Start of Data for this task

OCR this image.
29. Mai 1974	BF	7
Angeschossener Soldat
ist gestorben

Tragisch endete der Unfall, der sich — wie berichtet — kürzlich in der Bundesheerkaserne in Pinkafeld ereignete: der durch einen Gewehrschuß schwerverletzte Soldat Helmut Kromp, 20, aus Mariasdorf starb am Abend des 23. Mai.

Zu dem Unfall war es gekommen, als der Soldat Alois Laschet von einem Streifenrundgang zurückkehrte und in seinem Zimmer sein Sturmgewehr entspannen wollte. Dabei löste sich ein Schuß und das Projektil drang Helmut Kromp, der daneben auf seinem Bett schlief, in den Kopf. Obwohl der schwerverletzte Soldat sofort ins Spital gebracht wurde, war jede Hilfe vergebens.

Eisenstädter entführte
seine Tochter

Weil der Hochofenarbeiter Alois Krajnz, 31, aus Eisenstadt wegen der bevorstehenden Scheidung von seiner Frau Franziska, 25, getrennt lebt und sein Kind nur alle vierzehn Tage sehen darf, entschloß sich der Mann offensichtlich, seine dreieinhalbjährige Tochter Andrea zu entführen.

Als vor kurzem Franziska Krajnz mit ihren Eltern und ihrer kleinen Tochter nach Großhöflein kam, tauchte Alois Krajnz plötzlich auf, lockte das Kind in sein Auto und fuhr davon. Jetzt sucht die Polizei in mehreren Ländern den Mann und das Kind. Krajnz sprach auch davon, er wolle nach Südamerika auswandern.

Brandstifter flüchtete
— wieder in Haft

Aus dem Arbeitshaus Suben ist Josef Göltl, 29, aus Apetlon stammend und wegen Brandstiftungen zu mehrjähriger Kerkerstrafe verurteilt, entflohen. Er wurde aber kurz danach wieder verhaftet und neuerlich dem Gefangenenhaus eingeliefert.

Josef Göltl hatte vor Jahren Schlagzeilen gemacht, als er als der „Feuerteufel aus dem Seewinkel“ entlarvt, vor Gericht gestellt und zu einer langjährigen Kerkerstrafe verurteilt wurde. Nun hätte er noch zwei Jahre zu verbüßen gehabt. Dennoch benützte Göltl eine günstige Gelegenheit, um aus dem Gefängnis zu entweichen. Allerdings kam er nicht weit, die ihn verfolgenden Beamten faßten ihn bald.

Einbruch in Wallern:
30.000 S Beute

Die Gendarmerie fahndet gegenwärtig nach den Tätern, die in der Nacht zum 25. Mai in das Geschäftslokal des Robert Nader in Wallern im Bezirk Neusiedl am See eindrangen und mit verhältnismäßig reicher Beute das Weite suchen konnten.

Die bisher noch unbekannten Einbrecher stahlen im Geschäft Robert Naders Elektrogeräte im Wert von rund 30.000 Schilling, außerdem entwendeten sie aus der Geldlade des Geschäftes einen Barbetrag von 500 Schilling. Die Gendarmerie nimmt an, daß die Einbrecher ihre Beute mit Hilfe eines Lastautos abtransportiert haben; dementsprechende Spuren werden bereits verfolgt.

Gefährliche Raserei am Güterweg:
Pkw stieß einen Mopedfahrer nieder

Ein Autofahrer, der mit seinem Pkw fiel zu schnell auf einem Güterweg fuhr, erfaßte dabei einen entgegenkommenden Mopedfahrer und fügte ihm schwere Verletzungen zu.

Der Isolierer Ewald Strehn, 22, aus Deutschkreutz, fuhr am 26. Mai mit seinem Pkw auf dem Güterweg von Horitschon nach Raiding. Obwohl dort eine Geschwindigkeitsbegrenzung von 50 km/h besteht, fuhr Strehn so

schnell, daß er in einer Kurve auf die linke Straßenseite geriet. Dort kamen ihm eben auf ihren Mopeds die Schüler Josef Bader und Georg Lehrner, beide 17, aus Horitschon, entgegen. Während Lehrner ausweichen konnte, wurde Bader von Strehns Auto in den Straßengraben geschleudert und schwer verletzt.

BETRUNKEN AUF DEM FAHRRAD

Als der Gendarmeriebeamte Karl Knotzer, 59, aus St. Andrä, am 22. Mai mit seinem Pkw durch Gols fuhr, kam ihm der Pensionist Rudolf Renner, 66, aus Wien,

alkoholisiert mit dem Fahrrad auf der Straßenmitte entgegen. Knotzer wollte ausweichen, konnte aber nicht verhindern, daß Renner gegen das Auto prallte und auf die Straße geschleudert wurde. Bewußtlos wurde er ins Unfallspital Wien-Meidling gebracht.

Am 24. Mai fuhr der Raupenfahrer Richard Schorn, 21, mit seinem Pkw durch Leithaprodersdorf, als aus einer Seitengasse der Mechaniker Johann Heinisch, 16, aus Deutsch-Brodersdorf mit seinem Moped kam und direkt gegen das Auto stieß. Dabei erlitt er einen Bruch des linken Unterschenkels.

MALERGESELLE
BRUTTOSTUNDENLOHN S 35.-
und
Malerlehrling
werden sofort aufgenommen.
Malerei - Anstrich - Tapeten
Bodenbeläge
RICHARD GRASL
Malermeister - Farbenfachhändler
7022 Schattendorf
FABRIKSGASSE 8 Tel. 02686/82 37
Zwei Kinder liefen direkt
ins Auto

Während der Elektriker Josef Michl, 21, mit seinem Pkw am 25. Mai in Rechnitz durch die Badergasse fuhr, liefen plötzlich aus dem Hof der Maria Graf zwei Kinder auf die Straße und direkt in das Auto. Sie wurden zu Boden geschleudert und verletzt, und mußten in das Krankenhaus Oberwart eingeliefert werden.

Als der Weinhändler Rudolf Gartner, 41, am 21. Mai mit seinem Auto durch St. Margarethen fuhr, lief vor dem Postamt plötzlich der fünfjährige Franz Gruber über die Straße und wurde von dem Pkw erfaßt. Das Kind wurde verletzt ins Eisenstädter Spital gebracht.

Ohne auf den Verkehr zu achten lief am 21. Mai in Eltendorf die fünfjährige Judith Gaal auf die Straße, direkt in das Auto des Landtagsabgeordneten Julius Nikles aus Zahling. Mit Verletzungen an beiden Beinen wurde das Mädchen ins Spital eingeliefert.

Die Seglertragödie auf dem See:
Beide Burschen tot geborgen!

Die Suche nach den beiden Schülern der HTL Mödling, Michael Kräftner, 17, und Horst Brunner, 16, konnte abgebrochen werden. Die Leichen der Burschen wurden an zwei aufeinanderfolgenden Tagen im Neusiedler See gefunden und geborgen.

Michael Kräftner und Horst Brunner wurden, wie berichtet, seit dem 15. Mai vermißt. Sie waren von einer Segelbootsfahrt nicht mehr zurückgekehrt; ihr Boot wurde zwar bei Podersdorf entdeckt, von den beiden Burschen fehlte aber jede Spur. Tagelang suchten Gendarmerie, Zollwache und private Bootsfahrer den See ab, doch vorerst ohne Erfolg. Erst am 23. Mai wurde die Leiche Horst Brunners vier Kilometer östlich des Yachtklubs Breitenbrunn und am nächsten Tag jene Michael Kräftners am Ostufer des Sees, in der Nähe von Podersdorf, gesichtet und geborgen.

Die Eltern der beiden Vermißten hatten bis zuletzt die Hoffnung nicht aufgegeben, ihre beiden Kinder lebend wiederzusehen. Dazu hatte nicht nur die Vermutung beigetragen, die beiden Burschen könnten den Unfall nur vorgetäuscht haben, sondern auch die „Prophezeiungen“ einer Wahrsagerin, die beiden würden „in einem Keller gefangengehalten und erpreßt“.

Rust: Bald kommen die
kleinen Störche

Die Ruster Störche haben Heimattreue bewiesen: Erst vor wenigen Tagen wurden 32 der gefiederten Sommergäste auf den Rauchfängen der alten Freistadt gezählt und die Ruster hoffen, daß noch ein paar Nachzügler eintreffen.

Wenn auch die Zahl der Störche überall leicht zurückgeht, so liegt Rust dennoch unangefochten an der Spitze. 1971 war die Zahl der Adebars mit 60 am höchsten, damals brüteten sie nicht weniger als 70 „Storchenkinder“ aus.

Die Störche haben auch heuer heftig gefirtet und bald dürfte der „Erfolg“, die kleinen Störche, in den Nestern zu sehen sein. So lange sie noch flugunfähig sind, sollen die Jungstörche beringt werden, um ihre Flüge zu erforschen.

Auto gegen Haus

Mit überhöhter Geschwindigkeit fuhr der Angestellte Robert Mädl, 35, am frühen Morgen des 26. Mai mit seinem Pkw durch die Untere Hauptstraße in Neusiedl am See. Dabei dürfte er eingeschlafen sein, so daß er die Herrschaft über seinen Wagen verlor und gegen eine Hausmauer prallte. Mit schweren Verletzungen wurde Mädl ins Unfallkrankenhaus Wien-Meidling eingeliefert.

End of Data for this task

Task goal -
In the records above, how many lines include "stieß"? Give that number and nothing more.

Solution for this exercise -
2